## [GIVEN INFORMATION]

-.-.-

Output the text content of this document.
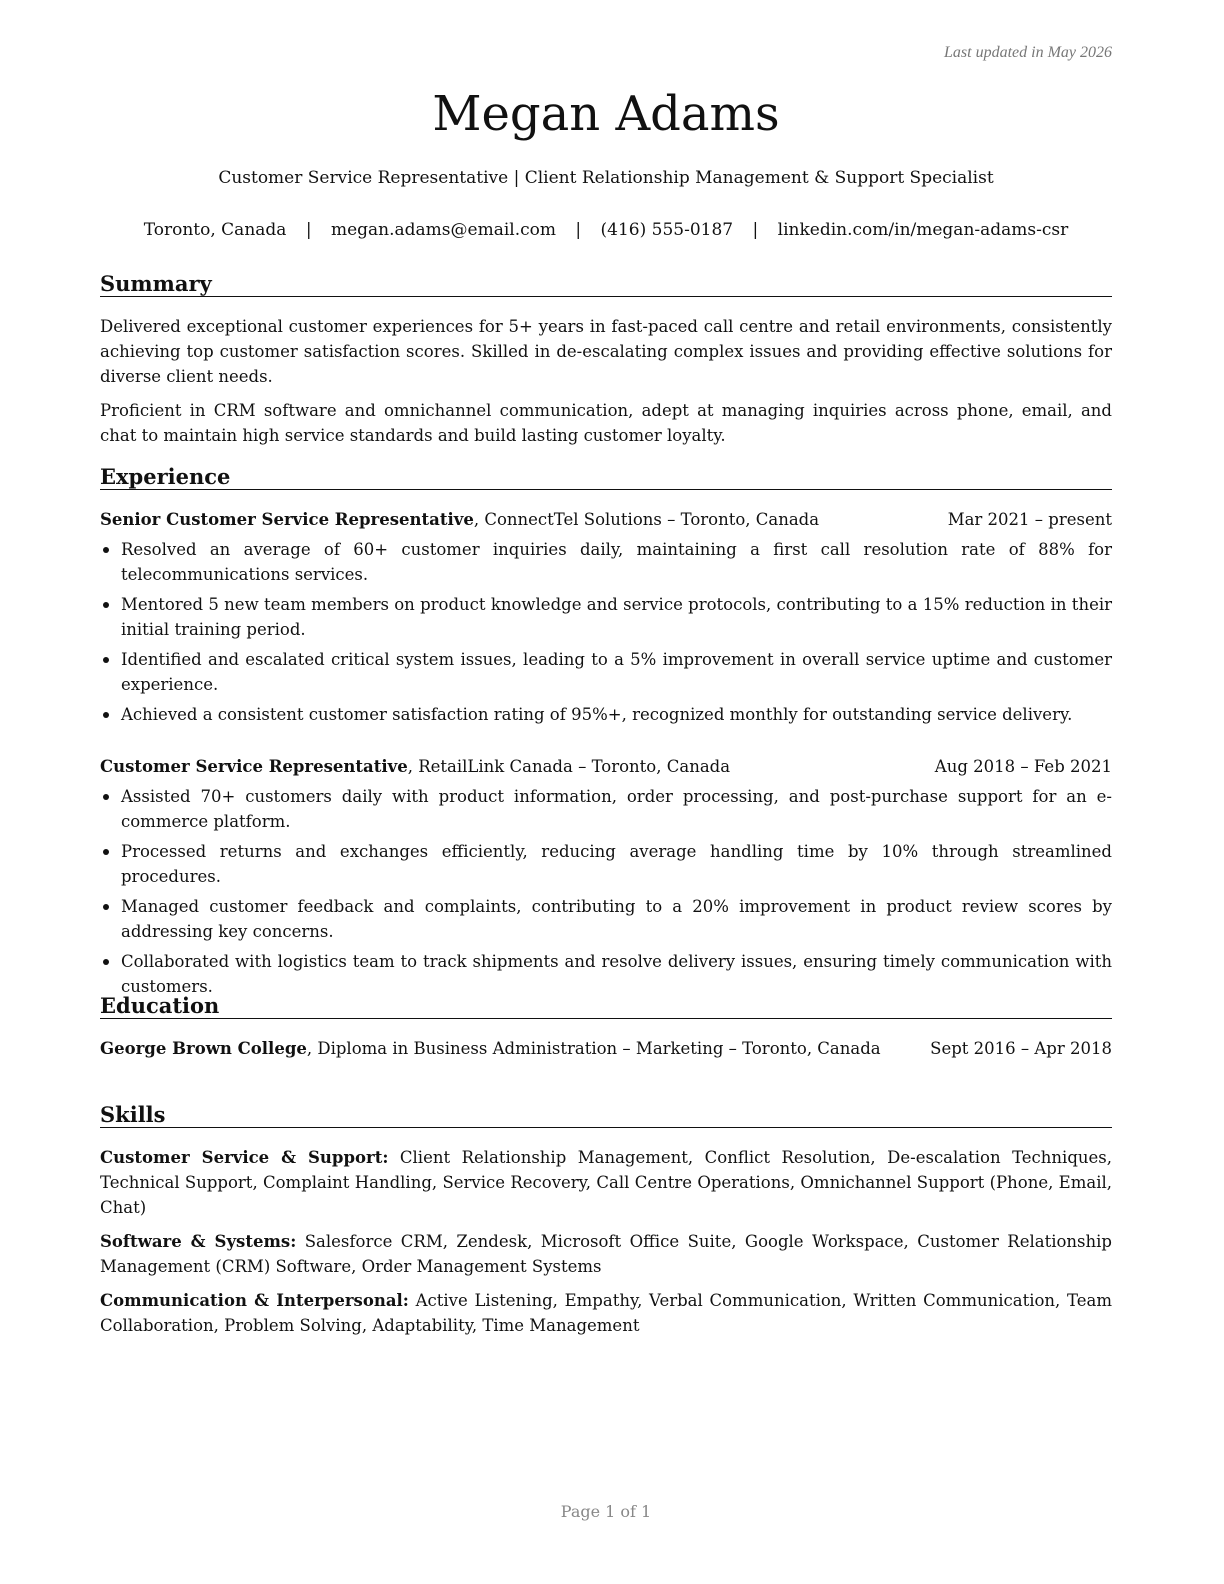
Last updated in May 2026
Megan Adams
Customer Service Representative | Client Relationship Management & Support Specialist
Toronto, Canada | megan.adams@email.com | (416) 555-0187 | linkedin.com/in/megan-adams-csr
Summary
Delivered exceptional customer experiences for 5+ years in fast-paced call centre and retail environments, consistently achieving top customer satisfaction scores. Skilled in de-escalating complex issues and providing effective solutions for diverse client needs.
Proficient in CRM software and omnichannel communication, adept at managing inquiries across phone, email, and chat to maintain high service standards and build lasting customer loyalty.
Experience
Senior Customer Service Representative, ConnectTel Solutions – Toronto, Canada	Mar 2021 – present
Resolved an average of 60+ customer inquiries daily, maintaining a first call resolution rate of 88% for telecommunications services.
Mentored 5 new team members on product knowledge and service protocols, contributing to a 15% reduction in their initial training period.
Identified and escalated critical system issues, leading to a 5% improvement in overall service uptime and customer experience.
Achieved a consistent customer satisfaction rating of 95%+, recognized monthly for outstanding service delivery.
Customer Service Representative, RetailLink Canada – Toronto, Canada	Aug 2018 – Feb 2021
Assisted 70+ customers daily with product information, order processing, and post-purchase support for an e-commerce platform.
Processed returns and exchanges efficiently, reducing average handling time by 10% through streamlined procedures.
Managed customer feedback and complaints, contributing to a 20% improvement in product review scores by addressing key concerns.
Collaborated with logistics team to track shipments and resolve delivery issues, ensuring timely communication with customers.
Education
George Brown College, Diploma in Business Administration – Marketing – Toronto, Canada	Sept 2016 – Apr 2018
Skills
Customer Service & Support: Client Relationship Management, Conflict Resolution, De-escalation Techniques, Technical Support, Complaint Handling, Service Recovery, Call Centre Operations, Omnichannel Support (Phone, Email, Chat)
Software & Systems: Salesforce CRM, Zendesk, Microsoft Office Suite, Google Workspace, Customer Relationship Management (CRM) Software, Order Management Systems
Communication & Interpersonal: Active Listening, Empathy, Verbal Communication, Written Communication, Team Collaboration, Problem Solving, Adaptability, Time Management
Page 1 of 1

-.-.-

## [THE TASK]
Every entry above needs to be retyped exactly; drop the pictures.

## [RESPONSE FOR THIS EXERCISE]
Output the text content of this document.
Last updated in May 2026
Megan Adams
Customer Service Representative | Client Relationship Management & Support Specialist
Toronto, Canada | megan.adams@email.com | (416) 555-0187 | linkedin.com/in/megan-adams-csr
Summary
Delivered exceptional customer experiences for 5+ years in fast-paced call centre and retail environments, consistently achieving top customer satisfaction scores. Skilled in de-escalating complex issues and providing effective solutions for diverse client needs.
Proficient in CRM software and omnichannel communication, adept at managing inquiries across phone, email, and chat to maintain high service standards and build lasting customer loyalty.
Experience
Senior Customer Service Representative, ConnectTel Solutions – Toronto, Canada	Mar 2021 – present
Resolved an average of 60+ customer inquiries daily, maintaining a first call resolution rate of 88% for telecommunications services.
Mentored 5 new team members on product knowledge and service protocols, contributing to a 15% reduction in their initial training period.
Identified and escalated critical system issues, leading to a 5% improvement in overall service uptime and customer experience.
Achieved a consistent customer satisfaction rating of 95%+, recognized monthly for outstanding service delivery.
Customer Service Representative, RetailLink Canada – Toronto, Canada	Aug 2018 – Feb 2021
Assisted 70+ customers daily with product information, order processing, and post-purchase support for an e-commerce platform.
Processed returns and exchanges efficiently, reducing average handling time by 10% through streamlined procedures.
Managed customer feedback and complaints, contributing to a 20% improvement in product review scores by addressing key concerns.
Collaborated with logistics team to track shipments and resolve delivery issues, ensuring timely communication with customers.
Education
George Brown College, Diploma in Business Administration – Marketing – Toronto, Canada	Sept 2016 – Apr 2018
Skills
Customer Service & Support: Client Relationship Management, Conflict Resolution, De-escalation Techniques, Technical Support, Complaint Handling, Service Recovery, Call Centre Operations, Omnichannel Support (Phone, Email, Chat)
Software & Systems: Salesforce CRM, Zendesk, Microsoft Office Suite, Google Workspace, Customer Relationship Management (CRM) Software, Order Management Systems
Communication & Interpersonal: Active Listening, Empathy, Verbal Communication, Written Communication, Team Collaboration, Problem Solving, Adaptability, Time Management
Page 1 of 1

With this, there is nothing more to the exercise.